**INSTRUCTIONS FOR THE TASK**
Reproduce the material in full, exactly as written.

**RECORDS FOR PROCESSING**
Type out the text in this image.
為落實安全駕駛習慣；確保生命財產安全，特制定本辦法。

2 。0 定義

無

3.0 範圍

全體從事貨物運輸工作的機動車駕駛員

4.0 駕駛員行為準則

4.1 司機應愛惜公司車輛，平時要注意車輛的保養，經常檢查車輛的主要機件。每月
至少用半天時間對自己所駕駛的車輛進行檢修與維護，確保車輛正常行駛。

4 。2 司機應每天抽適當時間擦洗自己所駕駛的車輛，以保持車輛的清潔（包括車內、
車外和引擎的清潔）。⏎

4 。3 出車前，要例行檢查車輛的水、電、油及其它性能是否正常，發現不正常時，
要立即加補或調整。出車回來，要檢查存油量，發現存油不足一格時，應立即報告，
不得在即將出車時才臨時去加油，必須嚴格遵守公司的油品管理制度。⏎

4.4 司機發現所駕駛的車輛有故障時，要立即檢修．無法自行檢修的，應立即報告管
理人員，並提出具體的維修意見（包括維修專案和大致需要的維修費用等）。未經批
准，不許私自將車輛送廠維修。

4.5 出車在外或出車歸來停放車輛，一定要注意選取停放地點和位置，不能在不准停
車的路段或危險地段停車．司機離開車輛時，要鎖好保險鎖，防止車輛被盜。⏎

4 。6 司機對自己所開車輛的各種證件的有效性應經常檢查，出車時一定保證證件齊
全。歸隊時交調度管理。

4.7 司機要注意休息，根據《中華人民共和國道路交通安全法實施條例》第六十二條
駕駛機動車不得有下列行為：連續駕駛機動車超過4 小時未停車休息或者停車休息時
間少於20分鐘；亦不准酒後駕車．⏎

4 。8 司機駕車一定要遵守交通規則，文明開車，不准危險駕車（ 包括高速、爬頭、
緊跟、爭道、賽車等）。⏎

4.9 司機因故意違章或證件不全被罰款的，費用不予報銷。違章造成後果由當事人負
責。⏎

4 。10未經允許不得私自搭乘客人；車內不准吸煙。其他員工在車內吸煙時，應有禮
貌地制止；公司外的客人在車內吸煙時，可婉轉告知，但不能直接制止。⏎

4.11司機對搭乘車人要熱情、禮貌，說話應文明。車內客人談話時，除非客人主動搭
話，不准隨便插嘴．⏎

**RESULT**
Type out the text in this image.
為落實安全駕駛習慣；確保生命財產安全，特制定本辦法。

2 。0 定義

無

3.0 範圍

全體從事貨物運輸工作的機動車駕駛員

4.0 駕駛員行為準則

4.1 司機應愛惜公司車輛，平時要注意車輛的保養，經常檢查車輛的主要機件。每月
至少用半天時間對自己所駕駛的車輛進行檢修與維護，確保車輛正常行駛。

4 。2 司機應每天抽適當時間擦洗自己所駕駛的車輛，以保持車輛的清潔（包括車內、
車外和引擎的清潔）。⏎

4 。3 出車前，要例行檢查車輛的水、電、油及其它性能是否正常，發現不正常時，
要立即加補或調整。出車回來，要檢查存油量，發現存油不足一格時，應立即報告，
不得在即將出車時才臨時去加油，必須嚴格遵守公司的油品管理制度。⏎

4.4 司機發現所駕駛的車輛有故障時，要立即檢修．無法自行檢修的，應立即報告管
理人員，並提出具體的維修意見（包括維修專案和大致需要的維修費用等）。未經批
准，不許私自將車輛送廠維修。

4.5 出車在外或出車歸來停放車輛，一定要注意選取停放地點和位置，不能在不准停
車的路段或危險地段停車．司機離開車輛時，要鎖好保險鎖，防止車輛被盜。⏎

4 。6 司機對自己所開車輛的各種證件的有效性應經常檢查，出車時一定保證證件齊
全。歸隊時交調度管理。

4.7 司機要注意休息，根據《中華人民共和國道路交通安全法實施條例》第六十二條
駕駛機動車不得有下列行為：連續駕駛機動車超過4 小時未停車休息或者停車休息時
間少於20分鐘；亦不准酒後駕車．⏎

4 。8 司機駕車一定要遵守交通規則，文明開車，不准危險駕車（ 包括高速、爬頭、
緊跟、爭道、賽車等）。⏎

4.9 司機因故意違章或證件不全被罰款的，費用不予報銷。違章造成後果由當事人負
責。⏎

4 。10未經允許不得私自搭乘客人；車內不准吸煙。其他員工在車內吸煙時，應有禮
貌地制止；公司外的客人在車內吸煙時，可婉轉告知，但不能直接制止。⏎

4.11司機對搭乘車人要熱情、禮貌，說話應文明。車內客人談話時，除非客人主動搭
話，不准隨便插嘴．⏎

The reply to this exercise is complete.